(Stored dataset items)
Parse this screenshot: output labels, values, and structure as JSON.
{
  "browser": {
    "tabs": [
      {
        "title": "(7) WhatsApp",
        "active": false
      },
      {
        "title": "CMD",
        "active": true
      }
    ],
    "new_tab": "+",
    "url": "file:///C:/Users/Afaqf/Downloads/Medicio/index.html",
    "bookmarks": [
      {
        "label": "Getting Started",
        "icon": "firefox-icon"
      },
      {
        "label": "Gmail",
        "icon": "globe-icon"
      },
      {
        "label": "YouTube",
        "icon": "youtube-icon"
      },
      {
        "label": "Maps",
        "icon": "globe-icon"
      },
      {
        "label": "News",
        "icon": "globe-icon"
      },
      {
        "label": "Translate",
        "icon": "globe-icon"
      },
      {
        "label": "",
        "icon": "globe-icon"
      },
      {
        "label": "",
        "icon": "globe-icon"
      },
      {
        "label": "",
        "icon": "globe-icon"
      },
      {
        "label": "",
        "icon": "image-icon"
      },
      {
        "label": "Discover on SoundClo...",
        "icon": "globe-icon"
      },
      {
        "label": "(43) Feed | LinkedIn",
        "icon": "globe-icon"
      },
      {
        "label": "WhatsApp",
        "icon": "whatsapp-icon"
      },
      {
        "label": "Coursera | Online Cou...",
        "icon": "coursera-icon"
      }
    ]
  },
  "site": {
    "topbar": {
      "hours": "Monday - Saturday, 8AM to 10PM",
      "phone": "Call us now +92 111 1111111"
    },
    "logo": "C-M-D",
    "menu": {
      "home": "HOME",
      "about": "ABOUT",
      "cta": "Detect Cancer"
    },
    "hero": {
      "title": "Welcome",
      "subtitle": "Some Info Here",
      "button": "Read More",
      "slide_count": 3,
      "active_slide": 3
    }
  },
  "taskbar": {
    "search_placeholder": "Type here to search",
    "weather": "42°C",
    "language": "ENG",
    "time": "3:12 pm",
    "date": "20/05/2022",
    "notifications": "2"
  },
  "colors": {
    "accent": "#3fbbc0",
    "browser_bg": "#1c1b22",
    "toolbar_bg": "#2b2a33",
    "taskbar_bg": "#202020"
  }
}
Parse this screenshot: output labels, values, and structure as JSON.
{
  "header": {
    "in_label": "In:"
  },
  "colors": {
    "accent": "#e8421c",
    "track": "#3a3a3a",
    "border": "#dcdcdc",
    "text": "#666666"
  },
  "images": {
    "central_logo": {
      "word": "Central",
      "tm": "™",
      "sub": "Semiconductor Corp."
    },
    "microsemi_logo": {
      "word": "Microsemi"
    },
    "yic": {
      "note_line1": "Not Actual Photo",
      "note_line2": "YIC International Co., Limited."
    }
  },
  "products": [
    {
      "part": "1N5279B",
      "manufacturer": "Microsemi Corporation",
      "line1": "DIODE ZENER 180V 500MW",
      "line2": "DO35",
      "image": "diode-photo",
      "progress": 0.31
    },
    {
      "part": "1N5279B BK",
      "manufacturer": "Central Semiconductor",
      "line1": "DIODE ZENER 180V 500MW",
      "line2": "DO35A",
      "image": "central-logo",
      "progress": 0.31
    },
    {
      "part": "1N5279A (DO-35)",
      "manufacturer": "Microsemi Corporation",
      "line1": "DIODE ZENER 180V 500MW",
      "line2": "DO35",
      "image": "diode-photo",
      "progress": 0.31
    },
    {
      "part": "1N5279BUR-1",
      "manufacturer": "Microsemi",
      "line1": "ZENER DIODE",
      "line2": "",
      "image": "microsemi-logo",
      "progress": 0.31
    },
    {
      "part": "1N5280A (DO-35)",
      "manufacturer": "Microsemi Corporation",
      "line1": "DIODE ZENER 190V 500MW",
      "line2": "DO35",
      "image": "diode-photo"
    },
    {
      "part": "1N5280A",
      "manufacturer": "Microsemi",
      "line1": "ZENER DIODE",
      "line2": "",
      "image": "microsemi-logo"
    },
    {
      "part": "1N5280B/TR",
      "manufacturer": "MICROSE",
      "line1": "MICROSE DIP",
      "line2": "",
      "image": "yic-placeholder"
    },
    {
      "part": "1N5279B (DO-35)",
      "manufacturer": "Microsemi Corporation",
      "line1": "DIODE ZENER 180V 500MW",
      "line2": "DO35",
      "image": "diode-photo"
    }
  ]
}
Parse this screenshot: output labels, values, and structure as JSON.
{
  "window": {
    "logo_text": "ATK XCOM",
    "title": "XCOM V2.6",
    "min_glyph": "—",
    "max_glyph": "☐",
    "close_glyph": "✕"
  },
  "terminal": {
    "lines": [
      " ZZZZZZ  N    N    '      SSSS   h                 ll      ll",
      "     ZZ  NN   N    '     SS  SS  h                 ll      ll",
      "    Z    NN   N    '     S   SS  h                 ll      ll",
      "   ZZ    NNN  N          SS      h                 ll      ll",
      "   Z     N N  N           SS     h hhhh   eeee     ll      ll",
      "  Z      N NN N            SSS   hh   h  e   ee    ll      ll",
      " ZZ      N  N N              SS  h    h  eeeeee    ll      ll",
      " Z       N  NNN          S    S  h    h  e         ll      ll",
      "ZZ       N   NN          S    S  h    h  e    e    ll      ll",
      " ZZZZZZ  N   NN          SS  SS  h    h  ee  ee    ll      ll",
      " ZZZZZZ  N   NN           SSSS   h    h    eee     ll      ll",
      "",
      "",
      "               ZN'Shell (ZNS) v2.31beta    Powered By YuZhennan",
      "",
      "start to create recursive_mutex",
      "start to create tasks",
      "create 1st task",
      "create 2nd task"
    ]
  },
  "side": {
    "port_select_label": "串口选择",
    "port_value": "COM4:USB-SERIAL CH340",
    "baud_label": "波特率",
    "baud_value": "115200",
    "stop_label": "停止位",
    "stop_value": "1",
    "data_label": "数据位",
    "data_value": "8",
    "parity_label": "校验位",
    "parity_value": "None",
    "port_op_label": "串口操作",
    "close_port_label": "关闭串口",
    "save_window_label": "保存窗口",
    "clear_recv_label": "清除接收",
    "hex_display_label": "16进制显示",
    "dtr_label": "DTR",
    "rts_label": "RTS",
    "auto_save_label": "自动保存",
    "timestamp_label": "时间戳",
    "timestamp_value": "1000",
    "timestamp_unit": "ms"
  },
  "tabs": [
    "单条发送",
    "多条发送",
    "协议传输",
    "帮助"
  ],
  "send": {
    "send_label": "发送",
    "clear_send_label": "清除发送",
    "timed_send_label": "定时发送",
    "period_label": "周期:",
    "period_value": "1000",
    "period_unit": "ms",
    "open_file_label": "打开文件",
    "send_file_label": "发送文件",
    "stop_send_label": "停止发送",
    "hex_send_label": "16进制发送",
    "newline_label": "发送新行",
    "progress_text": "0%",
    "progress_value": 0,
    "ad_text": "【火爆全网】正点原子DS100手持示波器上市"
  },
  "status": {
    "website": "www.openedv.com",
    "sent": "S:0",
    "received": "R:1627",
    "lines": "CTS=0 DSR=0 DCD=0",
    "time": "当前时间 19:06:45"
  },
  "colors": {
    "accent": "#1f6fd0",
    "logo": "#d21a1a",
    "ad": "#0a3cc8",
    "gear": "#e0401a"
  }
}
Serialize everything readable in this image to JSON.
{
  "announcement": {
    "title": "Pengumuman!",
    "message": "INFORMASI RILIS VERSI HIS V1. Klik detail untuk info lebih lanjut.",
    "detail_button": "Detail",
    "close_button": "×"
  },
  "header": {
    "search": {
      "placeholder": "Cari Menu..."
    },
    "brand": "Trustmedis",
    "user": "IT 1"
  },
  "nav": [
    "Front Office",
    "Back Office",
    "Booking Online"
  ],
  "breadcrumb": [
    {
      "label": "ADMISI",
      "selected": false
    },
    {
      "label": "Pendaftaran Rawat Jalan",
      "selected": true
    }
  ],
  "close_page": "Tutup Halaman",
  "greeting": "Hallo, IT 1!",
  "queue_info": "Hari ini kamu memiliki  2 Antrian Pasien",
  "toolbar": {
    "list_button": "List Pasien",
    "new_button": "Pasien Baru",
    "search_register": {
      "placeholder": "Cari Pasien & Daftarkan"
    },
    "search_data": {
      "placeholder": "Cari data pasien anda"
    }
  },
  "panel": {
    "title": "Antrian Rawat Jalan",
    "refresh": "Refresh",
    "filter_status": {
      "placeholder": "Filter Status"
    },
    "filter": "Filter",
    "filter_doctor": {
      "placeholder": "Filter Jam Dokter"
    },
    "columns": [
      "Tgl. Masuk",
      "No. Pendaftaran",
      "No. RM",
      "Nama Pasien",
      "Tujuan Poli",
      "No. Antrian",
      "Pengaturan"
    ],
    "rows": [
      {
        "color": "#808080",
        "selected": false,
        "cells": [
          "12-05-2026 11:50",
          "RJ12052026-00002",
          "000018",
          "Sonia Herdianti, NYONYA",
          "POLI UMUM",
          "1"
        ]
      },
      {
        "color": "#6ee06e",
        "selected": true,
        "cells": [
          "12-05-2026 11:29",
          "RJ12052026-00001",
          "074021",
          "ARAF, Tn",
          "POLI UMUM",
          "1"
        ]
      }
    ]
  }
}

■ **Problem to solve**: Say how many lines of the data include the word "ZZZZZZ". Respond with the number alone.

■ **Response to this exercise**: 3